* **DOCUMENT**:

::::::::

[yt-dev] Interacting with data in yt 3.0 (was Field units from code to code)

Matthew Turk matthewturk at gmail.com
Mon Apr 2 10:47:26 PDT 2012


Hi Casey,

On Mon, Apr 2, 2012 at 1:01 PM, Casey W. Stark <caseywstark at gmail.com> wrote:
> I think I forgot to reply -- Tuesday works for me and Wednesday is good
> before 11 or after 12:30 Pacific.
>
> We can sort this out during the hangout, but which issue are we focusing on?
> Is this more for the units system, renaming fields in the 3.0 branch, or the
> dataset change? (or maybe something else that was mentioned, there were a
> lot)

How about 1:00PM pacific on Wednesday?  And I was thinking we'd work
in yt-refactor and change up the fields.

-Matt

>
> Best,
> Casey
>
>
> On Fri, Mar 30, 2012 at 12:59 PM, Matthew Turk <matthewturk at gmail.com>
> wrote:
>>
>> On Fri, Mar 30, 2012 at 1:22 PM, Nathan Goldbaum <goldbaum at ucolick.org>
>> wrote:
>> >> 1) Get rid of accessing parameters with an implicit __getitem__ on the
>> >> parameter file (i.e., pf["SomethingThatOnlyExistsInOneCode"]).  I'm
>> >> +10 on this.

::::::::

* **RECORD SET**:
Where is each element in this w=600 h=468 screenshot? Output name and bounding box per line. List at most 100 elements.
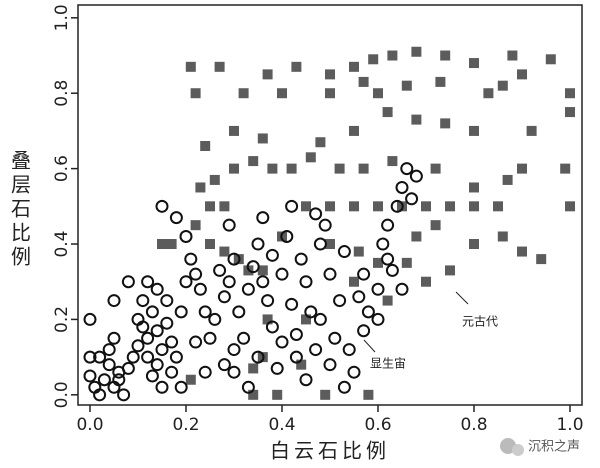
circle-point [265,248,279,262]
circle-point [150,282,164,296]
square-point [315,137,326,148]
square-point [368,54,379,65]
circle-point [141,331,155,345]
circle-point [342,343,356,357]
square-point [305,152,316,163]
square-point [358,163,369,174]
y-axis-title: 叠层石比例 [8,150,32,270]
circle-point [83,369,97,383]
square-point [262,314,273,325]
square-point [291,61,302,72]
square-point [157,239,167,250]
square-point [257,265,268,276]
circle-point [280,229,294,243]
circle-point [337,245,351,259]
square-point [325,69,335,80]
circle-point [102,343,116,357]
square-point [195,182,206,193]
square-point [497,80,508,91]
circle-point [189,267,203,281]
square-point [373,88,383,99]
circle-point [227,252,241,266]
square-point [238,88,249,99]
square-point [349,276,359,287]
plot-frame [77,4,583,406]
square-point [401,257,412,268]
circle-point [169,211,183,225]
square-point [301,201,311,212]
square-point [560,163,571,174]
square-point [205,239,215,250]
square-point [421,276,431,287]
circle-point [294,252,308,266]
circle-point [371,312,385,326]
square-point [358,76,369,87]
circle-point [165,365,179,379]
y-tick-label: 0.2 [52,306,72,333]
circle-point [174,305,188,319]
square-point [430,163,441,174]
circle-point [203,331,217,345]
square-point [526,125,537,136]
circle-point [179,275,193,289]
circle-point [328,331,342,345]
square-point [353,246,364,257]
circle-point [376,237,390,251]
circle-point [385,263,399,277]
circle-point [93,350,107,364]
square-point [166,239,177,250]
circle-point [309,343,323,357]
square-point [545,54,556,65]
circle-point [102,358,116,372]
circle-point [145,305,159,319]
square-point [325,88,335,99]
circle-point [93,388,107,402]
circle-point [107,331,121,345]
circle-point [121,361,135,375]
square-point [440,118,451,129]
square-point [469,125,479,136]
circle-point [241,380,255,394]
circle-point [409,169,423,183]
circle-point [285,297,299,311]
square-point [401,80,412,91]
circle-point [337,380,351,394]
circle-point [193,282,207,296]
square-point [507,50,518,61]
square-point [517,246,527,257]
circle-point [131,339,145,353]
circle-point [347,365,361,379]
square-point [325,239,335,250]
circle-point [318,218,332,232]
circle-point [241,282,255,296]
circle-point [179,229,193,243]
y-tick-label: 0.6 [52,155,72,182]
circle-point [246,260,260,274]
square-point [219,201,230,212]
y-tick-label: 1.0 [52,4,72,31]
x-tick-label: 0.8 [460,415,487,435]
square-point [286,163,297,174]
square-point [248,363,259,374]
square-point [363,389,374,400]
circle-point [83,312,97,326]
circle-point [275,267,289,281]
y-tick-label: 0.4 [52,230,72,257]
square-point [565,88,575,99]
square-point [190,220,201,231]
square-point [497,231,508,242]
annotation-leader [363,339,376,353]
circle-point [313,312,327,326]
circle-point [155,199,169,213]
square-point [435,76,446,87]
square-point [536,254,547,265]
circle-point [160,294,174,308]
square-point [349,125,359,136]
square-point [387,50,398,61]
circle-point [121,275,135,289]
square-point [190,88,201,99]
circle-point [357,267,371,281]
circle-point [256,275,270,289]
circle-point [213,263,227,277]
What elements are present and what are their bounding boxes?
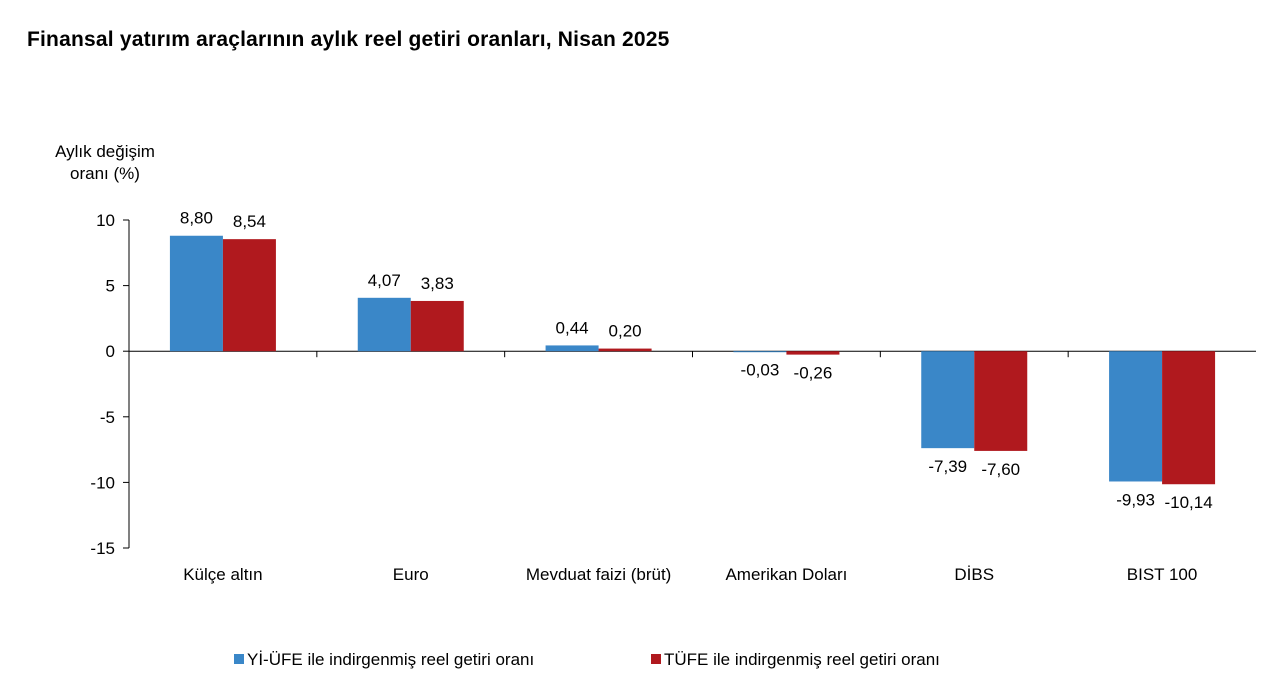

::::::::

* **PARTS OF THE EXERCISE**:
1. In the yt 3.0 thread, rewrite the passage between "[yt-dev] Interacting with" and "we focusing on?", inclusive, replacing "hangout" with "video call".
2. In the yt 3.0 thread, what meeting time does Matt suggest to Casey?

* **LIST OF SOLUTIONS**:
1.
[yt-dev] Interacting with data in yt 3.0 (was Field units from code to code)

Matthew Turk matthewturk at gmail.com
Mon Apr 2 10:47:26 PDT 2012


Hi Casey,

On Mon, Apr 2, 2012 at 1:01 PM, Casey W. Stark <caseywstark at gmail.com> wrote:
> I think I forgot to reply -- Tuesday works for me and Wednesday is good
> before 11 or after 12:30 Pacific.
>
> We can sort this out during the video call, but which issue are we focusing on?

2. 1:00PM Pacific on Wednesday.